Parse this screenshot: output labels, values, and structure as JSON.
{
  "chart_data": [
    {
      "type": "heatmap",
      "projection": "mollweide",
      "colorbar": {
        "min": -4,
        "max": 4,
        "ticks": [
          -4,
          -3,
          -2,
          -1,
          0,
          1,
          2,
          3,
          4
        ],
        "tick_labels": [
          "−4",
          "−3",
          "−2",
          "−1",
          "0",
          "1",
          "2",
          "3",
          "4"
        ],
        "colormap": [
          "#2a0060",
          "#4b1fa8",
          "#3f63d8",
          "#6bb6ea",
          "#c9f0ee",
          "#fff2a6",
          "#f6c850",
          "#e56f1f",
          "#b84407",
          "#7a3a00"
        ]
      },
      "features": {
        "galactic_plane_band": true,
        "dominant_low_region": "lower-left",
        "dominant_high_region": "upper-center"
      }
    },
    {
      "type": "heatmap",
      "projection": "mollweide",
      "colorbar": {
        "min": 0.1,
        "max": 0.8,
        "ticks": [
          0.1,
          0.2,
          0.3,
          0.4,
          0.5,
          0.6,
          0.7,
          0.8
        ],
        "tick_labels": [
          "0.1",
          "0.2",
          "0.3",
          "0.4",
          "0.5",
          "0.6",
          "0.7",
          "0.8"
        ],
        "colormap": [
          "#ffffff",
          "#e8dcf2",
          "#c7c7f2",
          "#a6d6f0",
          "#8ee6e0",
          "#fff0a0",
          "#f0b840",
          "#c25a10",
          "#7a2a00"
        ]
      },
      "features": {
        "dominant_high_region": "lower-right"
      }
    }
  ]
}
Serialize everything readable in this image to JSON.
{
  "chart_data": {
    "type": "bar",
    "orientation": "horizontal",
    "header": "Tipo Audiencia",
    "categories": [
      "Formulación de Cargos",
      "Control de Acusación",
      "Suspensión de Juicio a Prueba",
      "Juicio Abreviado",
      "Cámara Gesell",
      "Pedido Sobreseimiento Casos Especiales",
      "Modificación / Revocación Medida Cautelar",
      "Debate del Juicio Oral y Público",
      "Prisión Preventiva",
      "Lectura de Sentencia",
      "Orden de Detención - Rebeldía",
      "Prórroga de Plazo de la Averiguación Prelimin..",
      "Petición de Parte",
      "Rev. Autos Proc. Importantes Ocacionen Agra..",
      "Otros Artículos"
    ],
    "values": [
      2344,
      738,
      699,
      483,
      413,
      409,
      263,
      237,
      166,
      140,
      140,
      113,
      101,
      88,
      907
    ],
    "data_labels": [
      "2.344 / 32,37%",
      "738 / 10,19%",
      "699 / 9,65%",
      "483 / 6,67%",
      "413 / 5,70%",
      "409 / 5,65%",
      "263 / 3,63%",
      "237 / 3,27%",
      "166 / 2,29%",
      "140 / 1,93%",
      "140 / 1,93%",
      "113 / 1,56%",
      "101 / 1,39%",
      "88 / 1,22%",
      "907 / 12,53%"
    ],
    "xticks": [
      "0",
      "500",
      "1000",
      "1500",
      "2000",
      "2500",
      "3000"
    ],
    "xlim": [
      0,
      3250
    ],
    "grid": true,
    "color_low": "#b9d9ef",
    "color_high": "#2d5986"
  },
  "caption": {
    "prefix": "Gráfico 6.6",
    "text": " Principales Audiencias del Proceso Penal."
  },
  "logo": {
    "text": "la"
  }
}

# The exercise:
Repeat all of the records above exactly as written.

# Worked answer:
Parse this screenshot: output labels, values, and structure as JSON.
{
  "chart_data": [
    {
      "type": "heatmap",
      "projection": "mollweide",
      "colorbar": {
        "min": -4,
        "max": 4,
        "ticks": [
          -4,
          -3,
          -2,
          -1,
          0,
          1,
          2,
          3,
          4
        ],
        "tick_labels": [
          "−4",
          "−3",
          "−2",
          "−1",
          "0",
          "1",
          "2",
          "3",
          "4"
        ],
        "colormap": [
          "#2a0060",
          "#4b1fa8",
          "#3f63d8",
          "#6bb6ea",
          "#c9f0ee",
          "#fff2a6",
          "#f6c850",
          "#e56f1f",
          "#b84407",
          "#7a3a00"
        ]
      },
      "features": {
        "galactic_plane_band": true,
        "dominant_low_region": "lower-left",
        "dominant_high_region": "upper-center"
      }
    },
    {
      "type": "heatmap",
      "projection": "mollweide",
      "colorbar": {
        "min": 0.1,
        "max": 0.8,
        "ticks": [
          0.1,
          0.2,
          0.3,
          0.4,
          0.5,
          0.6,
          0.7,
          0.8
        ],
        "tick_labels": [
          "0.1",
          "0.2",
          "0.3",
          "0.4",
          "0.5",
          "0.6",
          "0.7",
          "0.8"
        ],
        "colormap": [
          "#ffffff",
          "#e8dcf2",
          "#c7c7f2",
          "#a6d6f0",
          "#8ee6e0",
          "#fff0a0",
          "#f0b840",
          "#c25a10",
          "#7a2a00"
        ]
      },
      "features": {
        "dominant_high_region": "lower-right"
      }
    }
  ]
}
Serialize everything readable in this image to JSON.
{
  "chart_data": {
    "type": "bar",
    "orientation": "horizontal",
    "header": "Tipo Audiencia",
    "categories": [
      "Formulación de Cargos",
      "Control de Acusación",
      "Suspensión de Juicio a Prueba",
      "Juicio Abreviado",
      "Cámara Gesell",
      "Pedido Sobreseimiento Casos Especiales",
      "Modificación / Revocación Medida Cautelar",
      "Debate del Juicio Oral y Público",
      "Prisión Preventiva",
      "Lectura de Sentencia",
      "Orden de Detención - Rebeldía",
      "Prórroga de Plazo de la Averiguación Prelimin..",
      "Petición de Parte",
      "Rev. Autos Proc. Importantes Ocacionen Agra..",
      "Otros Artículos"
    ],
    "values": [
      2344,
      738,
      699,
      483,
      413,
      409,
      263,
      237,
      166,
      140,
      140,
      113,
      101,
      88,
      907
    ],
    "data_labels": [
      "2.344 / 32,37%",
      "738 / 10,19%",
      "699 / 9,65%",
      "483 / 6,67%",
      "413 / 5,70%",
      "409 / 5,65%",
      "263 / 3,63%",
      "237 / 3,27%",
      "166 / 2,29%",
      "140 / 1,93%",
      "140 / 1,93%",
      "113 / 1,56%",
      "101 / 1,39%",
      "88 / 1,22%",
      "907 / 12,53%"
    ],
    "xticks": [
      "0",
      "500",
      "1000",
      "1500",
      "2000",
      "2500",
      "3000"
    ],
    "xlim": [
      0,
      3250
    ],
    "grid": true,
    "color_low": "#b9d9ef",
    "color_high": "#2d5986"
  },
  "caption": {
    "prefix": "Gráfico 6.6",
    "text": " Principales Audiencias del Proceso Penal."
  },
  "logo": {
    "text": "la"
  }
}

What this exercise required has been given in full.